--- BEGIN DATASET ---

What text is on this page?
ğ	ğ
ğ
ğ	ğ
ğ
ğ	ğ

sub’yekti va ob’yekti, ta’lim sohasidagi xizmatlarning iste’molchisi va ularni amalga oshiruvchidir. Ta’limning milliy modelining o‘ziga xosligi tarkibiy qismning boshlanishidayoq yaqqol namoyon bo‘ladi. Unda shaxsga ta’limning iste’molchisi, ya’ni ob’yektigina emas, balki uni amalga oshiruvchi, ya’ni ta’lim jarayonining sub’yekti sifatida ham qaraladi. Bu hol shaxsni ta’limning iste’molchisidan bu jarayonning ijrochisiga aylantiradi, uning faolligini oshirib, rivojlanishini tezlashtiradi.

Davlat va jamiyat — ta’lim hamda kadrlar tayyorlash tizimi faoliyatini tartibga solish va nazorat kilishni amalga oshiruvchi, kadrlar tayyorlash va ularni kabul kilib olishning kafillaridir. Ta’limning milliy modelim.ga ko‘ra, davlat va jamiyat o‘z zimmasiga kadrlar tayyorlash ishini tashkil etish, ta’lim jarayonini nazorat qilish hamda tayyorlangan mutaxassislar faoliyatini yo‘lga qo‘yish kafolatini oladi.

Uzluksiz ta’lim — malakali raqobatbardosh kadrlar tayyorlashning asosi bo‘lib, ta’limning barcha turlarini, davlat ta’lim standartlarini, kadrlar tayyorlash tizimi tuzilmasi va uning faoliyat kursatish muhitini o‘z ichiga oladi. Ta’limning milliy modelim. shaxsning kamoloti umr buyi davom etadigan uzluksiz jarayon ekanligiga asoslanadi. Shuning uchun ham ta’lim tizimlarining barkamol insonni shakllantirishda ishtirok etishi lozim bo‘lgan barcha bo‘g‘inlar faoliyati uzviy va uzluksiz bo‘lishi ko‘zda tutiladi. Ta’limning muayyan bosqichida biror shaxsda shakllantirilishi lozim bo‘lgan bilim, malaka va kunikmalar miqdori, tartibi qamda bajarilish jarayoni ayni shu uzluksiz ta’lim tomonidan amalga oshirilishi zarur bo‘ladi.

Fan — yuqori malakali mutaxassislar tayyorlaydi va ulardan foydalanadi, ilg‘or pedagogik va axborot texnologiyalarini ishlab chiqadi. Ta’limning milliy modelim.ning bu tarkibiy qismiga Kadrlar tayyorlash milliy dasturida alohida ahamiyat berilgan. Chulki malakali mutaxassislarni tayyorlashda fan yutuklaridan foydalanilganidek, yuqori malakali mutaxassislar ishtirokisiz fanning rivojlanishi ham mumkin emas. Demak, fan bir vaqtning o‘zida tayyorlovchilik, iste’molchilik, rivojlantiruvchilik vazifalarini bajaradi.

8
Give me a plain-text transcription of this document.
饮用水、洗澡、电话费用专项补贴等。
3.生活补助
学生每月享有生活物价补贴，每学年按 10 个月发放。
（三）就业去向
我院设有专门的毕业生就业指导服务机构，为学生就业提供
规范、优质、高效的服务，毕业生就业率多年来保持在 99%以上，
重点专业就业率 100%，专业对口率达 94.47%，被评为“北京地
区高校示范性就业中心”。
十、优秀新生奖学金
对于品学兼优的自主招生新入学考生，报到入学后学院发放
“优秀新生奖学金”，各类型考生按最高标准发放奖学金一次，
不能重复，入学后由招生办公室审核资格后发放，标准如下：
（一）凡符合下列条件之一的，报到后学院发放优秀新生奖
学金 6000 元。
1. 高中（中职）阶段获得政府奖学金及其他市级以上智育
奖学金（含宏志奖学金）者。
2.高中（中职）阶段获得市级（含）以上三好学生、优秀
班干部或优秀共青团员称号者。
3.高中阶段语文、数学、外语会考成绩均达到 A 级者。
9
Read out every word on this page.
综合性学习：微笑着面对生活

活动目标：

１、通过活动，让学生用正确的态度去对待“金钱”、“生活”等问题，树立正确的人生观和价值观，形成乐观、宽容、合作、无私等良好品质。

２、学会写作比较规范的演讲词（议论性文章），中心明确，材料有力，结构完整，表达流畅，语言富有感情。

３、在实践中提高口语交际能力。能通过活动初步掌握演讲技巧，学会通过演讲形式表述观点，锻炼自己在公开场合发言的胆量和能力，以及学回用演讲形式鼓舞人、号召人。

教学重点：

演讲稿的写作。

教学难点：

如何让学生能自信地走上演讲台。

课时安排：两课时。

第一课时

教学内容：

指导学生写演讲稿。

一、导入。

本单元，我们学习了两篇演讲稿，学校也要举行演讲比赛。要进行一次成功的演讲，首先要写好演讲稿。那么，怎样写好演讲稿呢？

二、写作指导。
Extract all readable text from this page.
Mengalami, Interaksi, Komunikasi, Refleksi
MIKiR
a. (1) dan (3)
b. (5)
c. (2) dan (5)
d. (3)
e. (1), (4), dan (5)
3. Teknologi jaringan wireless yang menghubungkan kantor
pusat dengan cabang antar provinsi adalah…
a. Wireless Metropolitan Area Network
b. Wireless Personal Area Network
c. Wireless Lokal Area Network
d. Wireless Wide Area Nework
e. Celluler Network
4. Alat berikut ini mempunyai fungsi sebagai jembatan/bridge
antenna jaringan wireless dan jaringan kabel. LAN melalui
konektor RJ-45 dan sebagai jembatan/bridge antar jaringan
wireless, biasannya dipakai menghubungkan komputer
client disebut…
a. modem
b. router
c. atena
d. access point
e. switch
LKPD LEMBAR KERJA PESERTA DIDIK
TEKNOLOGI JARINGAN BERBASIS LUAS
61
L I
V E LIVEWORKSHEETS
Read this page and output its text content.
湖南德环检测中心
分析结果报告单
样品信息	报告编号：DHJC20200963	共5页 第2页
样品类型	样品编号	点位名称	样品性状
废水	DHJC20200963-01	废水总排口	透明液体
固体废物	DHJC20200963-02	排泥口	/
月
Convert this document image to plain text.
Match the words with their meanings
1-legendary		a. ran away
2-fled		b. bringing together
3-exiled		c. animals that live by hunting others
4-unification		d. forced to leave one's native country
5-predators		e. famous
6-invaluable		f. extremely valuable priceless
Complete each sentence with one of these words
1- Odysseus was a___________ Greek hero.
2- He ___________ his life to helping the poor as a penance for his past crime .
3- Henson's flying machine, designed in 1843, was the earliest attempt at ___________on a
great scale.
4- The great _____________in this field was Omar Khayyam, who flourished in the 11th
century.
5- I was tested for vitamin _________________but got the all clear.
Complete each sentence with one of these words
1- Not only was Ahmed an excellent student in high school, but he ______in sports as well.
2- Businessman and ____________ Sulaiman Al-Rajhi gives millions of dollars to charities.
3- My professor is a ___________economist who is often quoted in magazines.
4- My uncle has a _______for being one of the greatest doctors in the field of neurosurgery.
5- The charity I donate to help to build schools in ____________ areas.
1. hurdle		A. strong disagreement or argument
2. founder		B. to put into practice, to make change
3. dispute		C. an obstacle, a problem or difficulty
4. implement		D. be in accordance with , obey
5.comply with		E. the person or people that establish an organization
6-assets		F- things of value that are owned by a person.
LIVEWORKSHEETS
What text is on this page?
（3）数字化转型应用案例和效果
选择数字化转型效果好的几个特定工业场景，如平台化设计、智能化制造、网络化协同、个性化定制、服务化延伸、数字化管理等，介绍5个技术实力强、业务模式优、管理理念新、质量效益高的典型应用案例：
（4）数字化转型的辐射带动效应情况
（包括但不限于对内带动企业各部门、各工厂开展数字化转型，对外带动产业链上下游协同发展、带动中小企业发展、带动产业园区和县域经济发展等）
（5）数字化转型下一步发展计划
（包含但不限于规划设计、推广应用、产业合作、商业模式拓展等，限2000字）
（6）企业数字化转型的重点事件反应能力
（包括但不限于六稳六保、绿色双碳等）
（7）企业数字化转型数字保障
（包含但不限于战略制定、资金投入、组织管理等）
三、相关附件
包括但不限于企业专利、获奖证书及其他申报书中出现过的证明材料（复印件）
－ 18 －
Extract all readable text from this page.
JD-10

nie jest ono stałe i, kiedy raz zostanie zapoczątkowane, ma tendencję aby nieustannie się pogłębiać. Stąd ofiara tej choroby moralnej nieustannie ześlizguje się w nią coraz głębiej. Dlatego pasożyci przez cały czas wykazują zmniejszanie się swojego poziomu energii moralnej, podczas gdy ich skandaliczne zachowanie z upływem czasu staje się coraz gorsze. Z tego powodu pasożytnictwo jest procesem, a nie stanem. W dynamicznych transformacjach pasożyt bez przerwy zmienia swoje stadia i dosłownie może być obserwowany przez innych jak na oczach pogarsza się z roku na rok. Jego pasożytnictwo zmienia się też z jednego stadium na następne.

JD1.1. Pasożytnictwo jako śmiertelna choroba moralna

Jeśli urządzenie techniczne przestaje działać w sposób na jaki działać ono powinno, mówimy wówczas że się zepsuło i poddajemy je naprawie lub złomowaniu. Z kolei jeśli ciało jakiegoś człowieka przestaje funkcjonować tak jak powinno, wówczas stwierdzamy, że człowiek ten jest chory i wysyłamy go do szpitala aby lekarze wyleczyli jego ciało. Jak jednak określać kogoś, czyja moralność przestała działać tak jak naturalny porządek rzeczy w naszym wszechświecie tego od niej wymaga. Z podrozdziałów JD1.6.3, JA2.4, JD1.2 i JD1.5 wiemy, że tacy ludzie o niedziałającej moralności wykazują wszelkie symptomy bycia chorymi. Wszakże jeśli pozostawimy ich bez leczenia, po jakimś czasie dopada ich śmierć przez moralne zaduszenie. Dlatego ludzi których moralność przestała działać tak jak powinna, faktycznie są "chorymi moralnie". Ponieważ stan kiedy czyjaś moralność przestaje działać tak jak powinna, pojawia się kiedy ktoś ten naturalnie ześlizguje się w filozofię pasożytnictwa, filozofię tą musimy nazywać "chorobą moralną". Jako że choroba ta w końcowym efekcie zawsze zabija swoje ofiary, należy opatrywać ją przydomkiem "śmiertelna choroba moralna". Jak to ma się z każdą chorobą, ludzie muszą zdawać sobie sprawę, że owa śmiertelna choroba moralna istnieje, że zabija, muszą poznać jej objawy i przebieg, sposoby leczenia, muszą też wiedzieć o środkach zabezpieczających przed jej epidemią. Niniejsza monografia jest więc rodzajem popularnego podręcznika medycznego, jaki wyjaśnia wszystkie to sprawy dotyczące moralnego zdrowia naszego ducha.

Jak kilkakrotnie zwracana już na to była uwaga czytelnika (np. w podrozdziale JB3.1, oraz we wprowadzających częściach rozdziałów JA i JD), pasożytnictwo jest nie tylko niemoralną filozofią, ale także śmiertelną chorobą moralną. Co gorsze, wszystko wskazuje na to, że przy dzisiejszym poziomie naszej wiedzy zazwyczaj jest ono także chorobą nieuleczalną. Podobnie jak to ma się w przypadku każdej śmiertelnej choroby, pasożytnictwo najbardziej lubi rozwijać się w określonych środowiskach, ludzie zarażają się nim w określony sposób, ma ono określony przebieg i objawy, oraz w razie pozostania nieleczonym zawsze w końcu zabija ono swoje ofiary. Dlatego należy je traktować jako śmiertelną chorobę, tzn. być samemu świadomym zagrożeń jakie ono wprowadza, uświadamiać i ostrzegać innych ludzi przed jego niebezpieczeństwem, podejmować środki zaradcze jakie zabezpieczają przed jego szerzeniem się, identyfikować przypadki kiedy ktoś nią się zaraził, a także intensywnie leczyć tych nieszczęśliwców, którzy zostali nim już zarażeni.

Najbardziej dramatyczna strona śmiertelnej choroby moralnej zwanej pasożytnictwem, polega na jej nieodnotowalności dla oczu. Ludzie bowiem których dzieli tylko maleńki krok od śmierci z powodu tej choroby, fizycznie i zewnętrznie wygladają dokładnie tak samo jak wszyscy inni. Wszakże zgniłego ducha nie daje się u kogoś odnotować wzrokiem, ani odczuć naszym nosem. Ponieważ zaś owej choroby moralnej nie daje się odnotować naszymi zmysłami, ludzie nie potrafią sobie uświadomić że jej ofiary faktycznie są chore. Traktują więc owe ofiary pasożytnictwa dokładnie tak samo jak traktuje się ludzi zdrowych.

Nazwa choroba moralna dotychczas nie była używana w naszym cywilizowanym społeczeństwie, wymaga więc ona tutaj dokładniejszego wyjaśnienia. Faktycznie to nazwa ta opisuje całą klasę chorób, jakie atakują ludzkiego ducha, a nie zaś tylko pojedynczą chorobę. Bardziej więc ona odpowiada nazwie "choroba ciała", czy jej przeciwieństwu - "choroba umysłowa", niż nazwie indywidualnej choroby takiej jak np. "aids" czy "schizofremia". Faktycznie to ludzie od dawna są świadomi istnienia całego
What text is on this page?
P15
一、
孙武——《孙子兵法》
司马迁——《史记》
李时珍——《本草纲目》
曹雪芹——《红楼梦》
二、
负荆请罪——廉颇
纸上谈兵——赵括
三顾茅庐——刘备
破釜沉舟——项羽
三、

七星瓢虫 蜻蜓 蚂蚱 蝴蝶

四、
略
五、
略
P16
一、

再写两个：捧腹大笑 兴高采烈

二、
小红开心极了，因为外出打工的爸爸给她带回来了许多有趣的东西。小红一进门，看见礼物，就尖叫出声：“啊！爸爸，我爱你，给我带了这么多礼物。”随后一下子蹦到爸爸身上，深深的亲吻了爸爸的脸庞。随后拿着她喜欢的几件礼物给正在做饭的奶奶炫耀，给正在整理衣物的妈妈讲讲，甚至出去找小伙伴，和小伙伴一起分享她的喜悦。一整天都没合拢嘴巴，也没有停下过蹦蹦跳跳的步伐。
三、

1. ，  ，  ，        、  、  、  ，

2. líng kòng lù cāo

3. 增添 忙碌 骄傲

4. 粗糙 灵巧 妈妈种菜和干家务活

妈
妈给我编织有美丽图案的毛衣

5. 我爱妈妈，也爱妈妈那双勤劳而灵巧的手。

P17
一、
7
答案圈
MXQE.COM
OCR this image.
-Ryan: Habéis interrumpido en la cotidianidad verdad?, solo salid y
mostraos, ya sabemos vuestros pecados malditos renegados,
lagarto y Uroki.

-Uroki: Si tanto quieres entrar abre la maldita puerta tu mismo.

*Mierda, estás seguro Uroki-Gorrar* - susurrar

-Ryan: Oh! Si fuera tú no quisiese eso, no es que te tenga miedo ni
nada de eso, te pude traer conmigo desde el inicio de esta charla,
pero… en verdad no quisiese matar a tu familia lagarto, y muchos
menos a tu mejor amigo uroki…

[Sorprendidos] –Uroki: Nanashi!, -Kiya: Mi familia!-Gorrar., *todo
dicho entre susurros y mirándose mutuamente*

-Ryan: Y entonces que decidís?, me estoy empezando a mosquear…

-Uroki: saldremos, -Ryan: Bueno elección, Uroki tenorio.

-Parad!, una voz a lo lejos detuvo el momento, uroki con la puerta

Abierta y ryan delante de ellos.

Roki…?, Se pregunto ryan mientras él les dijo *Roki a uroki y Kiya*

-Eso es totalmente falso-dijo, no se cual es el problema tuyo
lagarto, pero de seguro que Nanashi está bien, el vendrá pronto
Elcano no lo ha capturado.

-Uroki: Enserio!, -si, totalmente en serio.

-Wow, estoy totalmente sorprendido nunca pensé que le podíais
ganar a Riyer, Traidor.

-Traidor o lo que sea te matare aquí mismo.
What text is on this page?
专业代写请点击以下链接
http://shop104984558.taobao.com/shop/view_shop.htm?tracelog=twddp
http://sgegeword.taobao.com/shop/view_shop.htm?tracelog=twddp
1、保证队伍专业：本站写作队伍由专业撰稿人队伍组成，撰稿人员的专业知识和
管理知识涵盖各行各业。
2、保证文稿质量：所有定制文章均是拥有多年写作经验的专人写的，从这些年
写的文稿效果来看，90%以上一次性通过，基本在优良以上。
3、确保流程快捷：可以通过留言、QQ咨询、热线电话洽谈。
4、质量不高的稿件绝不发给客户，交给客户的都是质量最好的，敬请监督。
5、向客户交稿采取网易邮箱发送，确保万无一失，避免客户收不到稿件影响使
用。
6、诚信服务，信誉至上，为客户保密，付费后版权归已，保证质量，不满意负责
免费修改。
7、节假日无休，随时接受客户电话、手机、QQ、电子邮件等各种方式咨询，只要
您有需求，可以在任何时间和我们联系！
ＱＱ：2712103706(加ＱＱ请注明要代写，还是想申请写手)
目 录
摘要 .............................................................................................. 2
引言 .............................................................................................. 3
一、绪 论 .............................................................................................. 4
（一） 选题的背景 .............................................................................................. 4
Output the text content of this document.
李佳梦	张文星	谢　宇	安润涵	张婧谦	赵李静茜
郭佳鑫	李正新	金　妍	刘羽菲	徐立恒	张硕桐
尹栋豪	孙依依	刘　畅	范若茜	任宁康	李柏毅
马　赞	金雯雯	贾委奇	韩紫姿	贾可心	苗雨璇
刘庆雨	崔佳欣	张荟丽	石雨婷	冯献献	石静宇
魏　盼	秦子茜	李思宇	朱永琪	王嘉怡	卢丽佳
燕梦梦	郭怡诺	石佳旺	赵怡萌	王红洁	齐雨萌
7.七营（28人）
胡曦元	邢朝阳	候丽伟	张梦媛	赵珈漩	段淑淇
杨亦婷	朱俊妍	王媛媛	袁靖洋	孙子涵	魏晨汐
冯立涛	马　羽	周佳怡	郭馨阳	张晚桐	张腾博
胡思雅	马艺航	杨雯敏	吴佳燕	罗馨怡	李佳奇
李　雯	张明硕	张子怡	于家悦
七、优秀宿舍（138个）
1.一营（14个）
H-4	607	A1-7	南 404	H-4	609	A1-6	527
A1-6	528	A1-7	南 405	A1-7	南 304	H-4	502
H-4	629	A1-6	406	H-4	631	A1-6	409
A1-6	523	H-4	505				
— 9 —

--- END DATASET ---

## EXERCISE
Gather up every line in the data above that contains the word "LIVEWORKSHEETS", copying each one.

## TASK RESULT
V E LIVEWORKSHEETS
LIVEWORKSHEETS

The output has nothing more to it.